Written exercise: Of the lines in the listing below, how many hold "Påminnelser"? Answer with the number only.

● ● ● ● ● ● ●

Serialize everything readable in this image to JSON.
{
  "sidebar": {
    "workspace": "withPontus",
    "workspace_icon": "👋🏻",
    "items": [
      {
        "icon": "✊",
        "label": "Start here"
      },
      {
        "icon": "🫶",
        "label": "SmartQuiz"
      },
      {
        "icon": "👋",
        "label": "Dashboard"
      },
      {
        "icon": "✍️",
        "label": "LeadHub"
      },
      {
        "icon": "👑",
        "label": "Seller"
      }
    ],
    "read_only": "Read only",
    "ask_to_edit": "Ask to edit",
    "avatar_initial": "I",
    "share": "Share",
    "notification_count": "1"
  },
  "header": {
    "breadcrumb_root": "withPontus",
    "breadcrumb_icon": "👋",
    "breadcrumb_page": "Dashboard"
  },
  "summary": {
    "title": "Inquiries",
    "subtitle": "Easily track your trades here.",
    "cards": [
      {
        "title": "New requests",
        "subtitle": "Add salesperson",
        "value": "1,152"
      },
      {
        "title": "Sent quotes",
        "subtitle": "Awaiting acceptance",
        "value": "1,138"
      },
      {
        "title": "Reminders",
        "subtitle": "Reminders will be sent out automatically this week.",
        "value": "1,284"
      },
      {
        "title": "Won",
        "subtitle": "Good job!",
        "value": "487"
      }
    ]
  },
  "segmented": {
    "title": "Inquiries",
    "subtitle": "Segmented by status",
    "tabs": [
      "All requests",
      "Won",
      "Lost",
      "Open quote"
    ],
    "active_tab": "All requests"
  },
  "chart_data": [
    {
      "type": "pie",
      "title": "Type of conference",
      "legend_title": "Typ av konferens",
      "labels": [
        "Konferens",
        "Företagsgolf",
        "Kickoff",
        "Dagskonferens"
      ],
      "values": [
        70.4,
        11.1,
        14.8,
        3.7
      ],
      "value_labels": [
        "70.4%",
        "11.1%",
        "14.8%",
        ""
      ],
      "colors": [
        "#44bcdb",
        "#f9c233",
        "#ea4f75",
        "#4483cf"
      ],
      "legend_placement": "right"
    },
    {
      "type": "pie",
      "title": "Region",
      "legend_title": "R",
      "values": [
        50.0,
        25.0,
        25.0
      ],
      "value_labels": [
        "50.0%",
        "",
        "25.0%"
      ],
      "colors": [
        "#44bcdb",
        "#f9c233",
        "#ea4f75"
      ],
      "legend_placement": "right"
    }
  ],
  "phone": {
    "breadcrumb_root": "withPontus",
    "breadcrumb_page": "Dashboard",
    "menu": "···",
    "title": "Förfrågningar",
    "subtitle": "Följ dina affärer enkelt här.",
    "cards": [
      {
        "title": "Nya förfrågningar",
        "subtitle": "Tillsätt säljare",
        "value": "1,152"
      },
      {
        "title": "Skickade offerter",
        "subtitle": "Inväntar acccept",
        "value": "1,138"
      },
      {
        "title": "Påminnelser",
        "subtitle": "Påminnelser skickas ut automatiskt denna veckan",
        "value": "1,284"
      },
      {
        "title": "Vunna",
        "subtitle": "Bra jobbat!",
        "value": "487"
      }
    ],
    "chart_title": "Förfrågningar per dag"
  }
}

● ● ● ● ● ● ●

Solution to this exercise: 2